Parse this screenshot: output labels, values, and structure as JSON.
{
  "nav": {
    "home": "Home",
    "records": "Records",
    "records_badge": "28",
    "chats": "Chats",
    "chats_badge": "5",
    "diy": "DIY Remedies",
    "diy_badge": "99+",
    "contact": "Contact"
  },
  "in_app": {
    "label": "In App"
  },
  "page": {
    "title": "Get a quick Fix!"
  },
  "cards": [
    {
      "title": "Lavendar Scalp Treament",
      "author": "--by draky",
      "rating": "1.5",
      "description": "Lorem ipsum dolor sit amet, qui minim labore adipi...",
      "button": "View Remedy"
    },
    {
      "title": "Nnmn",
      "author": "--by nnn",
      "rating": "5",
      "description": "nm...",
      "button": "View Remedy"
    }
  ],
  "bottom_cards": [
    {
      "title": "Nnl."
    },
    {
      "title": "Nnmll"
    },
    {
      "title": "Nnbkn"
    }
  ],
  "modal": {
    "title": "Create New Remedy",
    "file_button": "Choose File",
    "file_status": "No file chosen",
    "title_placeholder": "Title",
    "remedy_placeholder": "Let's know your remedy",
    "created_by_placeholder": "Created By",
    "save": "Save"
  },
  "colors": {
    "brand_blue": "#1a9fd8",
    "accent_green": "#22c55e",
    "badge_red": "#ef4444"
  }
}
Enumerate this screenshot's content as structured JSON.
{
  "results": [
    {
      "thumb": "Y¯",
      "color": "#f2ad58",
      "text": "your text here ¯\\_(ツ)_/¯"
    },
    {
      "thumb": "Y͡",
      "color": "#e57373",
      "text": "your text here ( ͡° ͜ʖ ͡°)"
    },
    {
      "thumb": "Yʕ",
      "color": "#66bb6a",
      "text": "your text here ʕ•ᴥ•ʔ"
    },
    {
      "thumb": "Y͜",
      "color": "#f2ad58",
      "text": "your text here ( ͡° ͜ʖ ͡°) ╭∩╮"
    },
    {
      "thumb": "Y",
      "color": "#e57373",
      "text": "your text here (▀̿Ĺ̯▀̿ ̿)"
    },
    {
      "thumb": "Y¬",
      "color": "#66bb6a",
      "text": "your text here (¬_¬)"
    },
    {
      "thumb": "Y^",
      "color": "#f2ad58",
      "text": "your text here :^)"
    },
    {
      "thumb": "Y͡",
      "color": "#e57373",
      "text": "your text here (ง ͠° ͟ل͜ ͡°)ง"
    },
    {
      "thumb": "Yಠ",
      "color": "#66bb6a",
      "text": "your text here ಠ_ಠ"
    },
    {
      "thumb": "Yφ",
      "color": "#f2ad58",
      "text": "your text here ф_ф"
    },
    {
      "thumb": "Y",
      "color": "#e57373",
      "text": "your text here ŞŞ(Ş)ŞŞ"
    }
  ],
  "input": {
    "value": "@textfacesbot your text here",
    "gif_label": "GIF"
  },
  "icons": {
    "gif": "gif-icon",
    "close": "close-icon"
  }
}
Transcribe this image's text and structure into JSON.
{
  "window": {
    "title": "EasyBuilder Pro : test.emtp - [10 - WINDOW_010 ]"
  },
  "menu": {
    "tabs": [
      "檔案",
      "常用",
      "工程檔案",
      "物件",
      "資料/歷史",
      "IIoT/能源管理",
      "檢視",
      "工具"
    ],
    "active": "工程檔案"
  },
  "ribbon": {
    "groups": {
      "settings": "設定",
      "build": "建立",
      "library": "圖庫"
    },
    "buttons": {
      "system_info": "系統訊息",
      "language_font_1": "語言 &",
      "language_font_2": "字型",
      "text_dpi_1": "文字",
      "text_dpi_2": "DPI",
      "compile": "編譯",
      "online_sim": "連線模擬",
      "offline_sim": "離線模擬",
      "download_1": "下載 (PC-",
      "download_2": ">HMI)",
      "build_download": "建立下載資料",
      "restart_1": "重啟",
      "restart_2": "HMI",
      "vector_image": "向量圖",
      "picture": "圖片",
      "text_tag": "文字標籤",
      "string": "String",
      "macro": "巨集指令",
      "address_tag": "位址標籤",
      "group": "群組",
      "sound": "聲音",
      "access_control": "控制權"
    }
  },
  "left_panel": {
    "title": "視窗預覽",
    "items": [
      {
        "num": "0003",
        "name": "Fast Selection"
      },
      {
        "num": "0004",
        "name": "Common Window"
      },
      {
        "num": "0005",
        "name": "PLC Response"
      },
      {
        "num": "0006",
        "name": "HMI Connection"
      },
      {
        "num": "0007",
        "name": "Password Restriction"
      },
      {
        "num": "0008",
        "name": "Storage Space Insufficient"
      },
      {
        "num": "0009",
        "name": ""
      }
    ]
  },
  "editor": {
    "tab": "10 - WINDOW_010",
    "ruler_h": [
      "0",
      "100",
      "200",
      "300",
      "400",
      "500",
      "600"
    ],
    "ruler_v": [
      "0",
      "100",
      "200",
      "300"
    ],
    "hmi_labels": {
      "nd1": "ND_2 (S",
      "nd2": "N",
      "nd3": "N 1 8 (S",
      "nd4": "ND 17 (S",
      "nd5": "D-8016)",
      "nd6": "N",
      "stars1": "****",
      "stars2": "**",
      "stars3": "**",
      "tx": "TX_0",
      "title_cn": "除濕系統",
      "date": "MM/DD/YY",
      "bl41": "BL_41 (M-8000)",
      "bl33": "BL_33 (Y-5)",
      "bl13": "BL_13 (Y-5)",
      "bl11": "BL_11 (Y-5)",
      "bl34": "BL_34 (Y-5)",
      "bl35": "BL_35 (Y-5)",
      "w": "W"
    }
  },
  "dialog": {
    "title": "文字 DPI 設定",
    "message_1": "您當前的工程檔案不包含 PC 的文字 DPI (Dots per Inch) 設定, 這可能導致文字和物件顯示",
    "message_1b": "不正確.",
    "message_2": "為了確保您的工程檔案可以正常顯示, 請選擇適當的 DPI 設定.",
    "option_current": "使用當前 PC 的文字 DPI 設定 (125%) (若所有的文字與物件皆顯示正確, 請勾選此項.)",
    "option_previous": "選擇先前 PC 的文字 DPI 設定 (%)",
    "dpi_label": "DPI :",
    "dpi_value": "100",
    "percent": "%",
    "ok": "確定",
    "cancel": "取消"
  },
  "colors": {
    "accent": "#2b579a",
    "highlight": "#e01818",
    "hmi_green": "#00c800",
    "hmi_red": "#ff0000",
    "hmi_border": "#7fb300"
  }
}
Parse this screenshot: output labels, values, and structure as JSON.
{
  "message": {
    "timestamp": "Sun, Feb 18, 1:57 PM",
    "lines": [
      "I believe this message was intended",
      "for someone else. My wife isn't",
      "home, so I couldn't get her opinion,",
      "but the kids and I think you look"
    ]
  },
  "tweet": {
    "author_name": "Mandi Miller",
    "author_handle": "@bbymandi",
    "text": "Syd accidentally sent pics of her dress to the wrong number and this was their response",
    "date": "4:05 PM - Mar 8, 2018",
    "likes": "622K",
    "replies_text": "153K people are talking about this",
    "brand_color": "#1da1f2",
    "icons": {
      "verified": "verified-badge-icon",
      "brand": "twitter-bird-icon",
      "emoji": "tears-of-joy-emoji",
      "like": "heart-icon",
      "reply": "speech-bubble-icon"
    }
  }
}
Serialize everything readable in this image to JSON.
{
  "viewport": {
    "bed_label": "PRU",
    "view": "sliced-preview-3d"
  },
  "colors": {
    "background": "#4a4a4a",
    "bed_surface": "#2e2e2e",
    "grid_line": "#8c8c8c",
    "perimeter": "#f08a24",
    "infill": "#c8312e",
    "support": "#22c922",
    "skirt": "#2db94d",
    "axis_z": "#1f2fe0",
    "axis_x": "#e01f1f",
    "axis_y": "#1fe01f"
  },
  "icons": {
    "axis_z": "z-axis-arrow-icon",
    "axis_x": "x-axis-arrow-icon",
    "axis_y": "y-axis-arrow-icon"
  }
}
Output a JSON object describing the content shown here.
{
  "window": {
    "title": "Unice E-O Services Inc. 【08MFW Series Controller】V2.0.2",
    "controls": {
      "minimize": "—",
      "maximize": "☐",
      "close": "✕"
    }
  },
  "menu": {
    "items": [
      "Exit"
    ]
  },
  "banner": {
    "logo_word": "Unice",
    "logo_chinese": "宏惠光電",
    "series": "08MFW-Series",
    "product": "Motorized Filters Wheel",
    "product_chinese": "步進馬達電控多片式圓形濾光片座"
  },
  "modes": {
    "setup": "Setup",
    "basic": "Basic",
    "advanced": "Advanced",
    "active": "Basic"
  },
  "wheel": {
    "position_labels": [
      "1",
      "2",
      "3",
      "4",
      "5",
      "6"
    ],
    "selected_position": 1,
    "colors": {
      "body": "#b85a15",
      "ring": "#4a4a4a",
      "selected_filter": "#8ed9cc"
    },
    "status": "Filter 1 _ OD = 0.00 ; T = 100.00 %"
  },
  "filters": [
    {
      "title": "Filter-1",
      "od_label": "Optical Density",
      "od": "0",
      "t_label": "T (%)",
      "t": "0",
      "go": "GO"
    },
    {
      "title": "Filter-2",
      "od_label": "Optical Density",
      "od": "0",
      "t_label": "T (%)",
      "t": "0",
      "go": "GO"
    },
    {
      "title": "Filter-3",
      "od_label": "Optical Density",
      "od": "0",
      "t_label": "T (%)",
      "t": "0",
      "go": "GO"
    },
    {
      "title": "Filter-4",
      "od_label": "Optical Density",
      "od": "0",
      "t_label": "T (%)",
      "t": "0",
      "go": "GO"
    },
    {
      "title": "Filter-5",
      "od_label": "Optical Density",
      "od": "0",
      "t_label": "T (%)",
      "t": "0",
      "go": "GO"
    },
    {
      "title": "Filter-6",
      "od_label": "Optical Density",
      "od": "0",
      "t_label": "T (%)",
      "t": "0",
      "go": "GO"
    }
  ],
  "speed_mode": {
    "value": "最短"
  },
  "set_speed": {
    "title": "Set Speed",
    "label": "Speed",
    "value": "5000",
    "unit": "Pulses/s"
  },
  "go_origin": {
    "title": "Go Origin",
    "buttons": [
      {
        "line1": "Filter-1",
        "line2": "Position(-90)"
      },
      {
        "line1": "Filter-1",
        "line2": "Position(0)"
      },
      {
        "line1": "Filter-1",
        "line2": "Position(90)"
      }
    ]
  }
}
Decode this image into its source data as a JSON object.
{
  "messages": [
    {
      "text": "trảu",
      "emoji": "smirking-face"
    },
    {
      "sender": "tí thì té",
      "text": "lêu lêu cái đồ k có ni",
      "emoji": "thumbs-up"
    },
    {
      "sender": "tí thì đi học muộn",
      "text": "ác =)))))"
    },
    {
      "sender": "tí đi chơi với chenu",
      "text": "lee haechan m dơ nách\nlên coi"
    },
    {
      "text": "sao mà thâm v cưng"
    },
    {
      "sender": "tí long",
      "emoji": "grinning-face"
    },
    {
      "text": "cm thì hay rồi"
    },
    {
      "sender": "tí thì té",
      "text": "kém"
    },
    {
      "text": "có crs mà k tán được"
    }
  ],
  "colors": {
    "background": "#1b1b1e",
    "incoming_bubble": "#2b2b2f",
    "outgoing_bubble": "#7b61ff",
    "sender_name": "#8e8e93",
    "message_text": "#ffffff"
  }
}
━━━━━━━━━━
Copy only the stretch running from the line containing "Decode this image" to the final line of the entries, both ends included, exactly as it stands.

**ANSWER FOR THIS EXERCISE:**
Decode this image into its source data as a JSON object.
{
  "messages": [
    {
      "text": "trảu",
      "emoji": "smirking-face"
    },
    {
      "sender": "tí thì té",
      "text": "lêu lêu cái đồ k có ni",
      "emoji": "thumbs-up"
    },
    {
      "sender": "tí thì đi học muộn",
      "text": "ác =)))))"
    },
    {
      "sender": "tí đi chơi với chenu",
      "text": "lee haechan m dơ nách\nlên coi"
    },
    {
      "text": "sao mà thâm v cưng"
    },
    {
      "sender": "tí long",
      "emoji": "grinning-face"
    },
    {
      "text": "cm thì hay rồi"
    },
    {
      "sender": "tí thì té",
      "text": "kém"
    },
    {
      "text": "có crs mà k tán được"
    }
  ],
  "colors": {
    "background": "#1b1b1e",
    "incoming_bubble": "#2b2b2f",
    "outgoing_bubble": "#7b61ff",
    "sender_name": "#8e8e93",
    "message_text": "#ffffff"
  }
}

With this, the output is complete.